*Input*:
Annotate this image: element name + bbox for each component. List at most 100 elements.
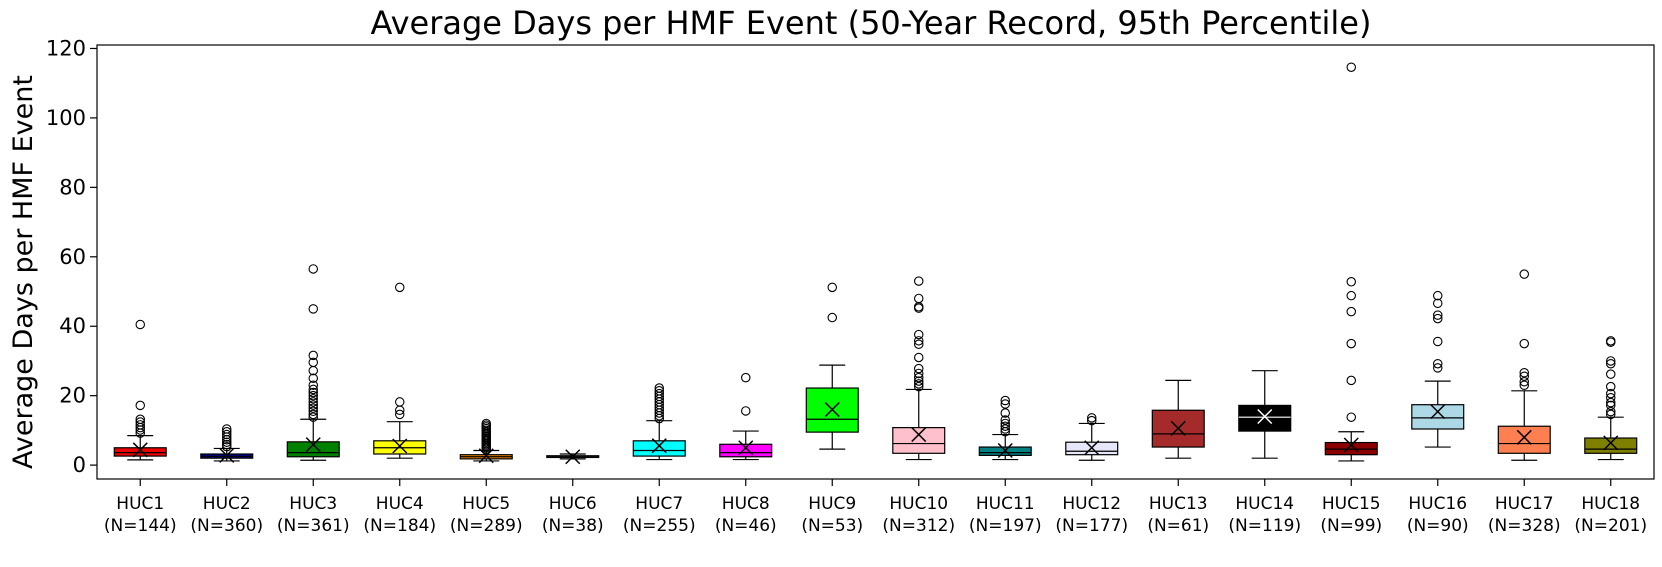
mean-marker: [305, 437, 321, 453]
outlier-point: [135, 400, 146, 411]
y-tick-label: 120: [46, 36, 86, 60]
y-tick-label: 60: [59, 245, 86, 269]
outlier-point: [1000, 395, 1010, 406]
outlier-point: [308, 400, 318, 410]
outlier-point: [1000, 418, 1010, 429]
outlier-point: [308, 380, 318, 391]
outlier-point: [1606, 356, 1616, 366]
outlier-point: [135, 319, 146, 330]
mean-marker: [1603, 435, 1619, 451]
outlier-point: [222, 424, 232, 434]
y-tick-label: 20: [59, 384, 86, 408]
outlier-point: [308, 304, 318, 314]
box: [719, 443, 773, 458]
outlier-point: [1606, 397, 1616, 408]
outlier-point: [1606, 388, 1616, 399]
plot-area: 0 20 40 60 80 100 120 HUC1(N=144) HUC2(N=360) HUC…: [46, 36, 1647, 536]
outlier-point: [827, 282, 837, 293]
mean-marker: [219, 447, 235, 463]
outlier-point: [1087, 415, 1097, 426]
outlier-point: [913, 293, 924, 304]
outlier-point: [1606, 336, 1616, 346]
x-tick-count: (N=197): [969, 516, 1042, 536]
x-tick-label: HUC2: [203, 494, 251, 514]
x-tick-label: HUC1: [116, 494, 164, 514]
mean-marker: [738, 440, 754, 456]
x-tick-count: (N=360): [190, 516, 263, 536]
x-tick-label: HUC13: [1149, 494, 1208, 514]
outlier-point: [308, 264, 318, 274]
outlier-point: [1000, 415, 1010, 425]
x-tick-count: (N=46): [715, 516, 777, 536]
outlier-point: [913, 329, 924, 340]
outlier-point: [1606, 369, 1616, 379]
plot-frame: [96, 44, 1655, 480]
outlier-point: [827, 312, 837, 323]
box: [632, 440, 686, 457]
outlier-point: [1000, 408, 1010, 418]
y-tick-label: 0: [73, 453, 86, 477]
outlier-point: [1433, 313, 1443, 324]
outlier-point: [913, 276, 924, 286]
outlier-point: [1346, 412, 1357, 422]
x-tick-count: (N=312): [882, 516, 955, 536]
mean-marker: [1084, 440, 1100, 456]
mean-marker: [1516, 429, 1532, 445]
x-tick-label: HUC12: [1062, 494, 1121, 514]
box: [892, 427, 946, 454]
x-tick-label: HUC18: [1581, 494, 1640, 514]
outlier-point: [1519, 377, 1530, 387]
outlier-point: [1519, 368, 1530, 378]
x-tick-count: (N=99): [1320, 516, 1382, 536]
x-tick-count: (N=184): [363, 516, 436, 536]
outlier-point: [481, 418, 491, 429]
x-tick-count: (N=53): [801, 516, 863, 536]
outlier-point: [394, 282, 405, 293]
outlier-point: [913, 368, 924, 379]
mean-marker: [911, 427, 927, 443]
x-tick-label: HUC8: [722, 494, 770, 514]
outlier-point: [308, 403, 318, 413]
y-tick-label: 40: [59, 314, 86, 338]
outlier-point: [222, 429, 232, 440]
box: [1411, 404, 1465, 430]
mean-marker: [824, 402, 840, 418]
outlier-point: [1519, 380, 1530, 391]
x-tick-label: HUC17: [1495, 494, 1554, 514]
x-tick-label: HUC10: [889, 494, 948, 514]
x-tick-count: (N=328): [1488, 516, 1561, 536]
outlier-point: [913, 336, 924, 346]
outlier-point: [1087, 413, 1097, 423]
outlier-point: [1346, 338, 1357, 349]
outlier-point: [135, 417, 146, 427]
outlier-point: [654, 388, 664, 399]
outlier-point: [308, 394, 318, 404]
outlier-point: [308, 409, 318, 420]
x-tick-count: (N=61): [1147, 516, 1209, 536]
x-tick-count: (N=289): [450, 516, 523, 536]
outlier-point: [1346, 277, 1357, 287]
outlier-point: [1606, 358, 1616, 369]
outlier-point: [308, 397, 318, 407]
mean-marker: [1257, 408, 1273, 425]
outlier-point: [1606, 393, 1616, 403]
outlier-point: [913, 339, 924, 350]
outlier-point: [308, 387, 318, 398]
outlier-point: [1000, 424, 1010, 434]
outlier-point: [308, 390, 318, 401]
x-tick-count: (N=177): [1055, 516, 1128, 536]
mean-marker: [565, 449, 581, 465]
x-tick-count: (N=201): [1574, 516, 1647, 536]
outlier-point: [913, 372, 924, 383]
x-tick-label: HUC9: [808, 494, 856, 514]
x-tick-label: HUC11: [976, 494, 1035, 514]
x-tick-count: (N=90): [1407, 516, 1469, 536]
outlier-point: [222, 427, 232, 437]
mean-marker: [1430, 404, 1446, 420]
outlier-point: [913, 381, 924, 392]
outlier-point: [308, 412, 318, 422]
outlier-point: [1433, 336, 1443, 347]
outlier-point: [308, 406, 318, 417]
outlier-point: [740, 372, 751, 383]
outlier-point: [654, 386, 664, 396]
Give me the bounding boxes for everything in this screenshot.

*The exercise*: Extract from the records above every line that contains the string "this".

*Answer to the problem*:
Annotate this image: element name + bbox for each component. List at most 100 elements.
Give me the bounding boxes for everything in this screenshot.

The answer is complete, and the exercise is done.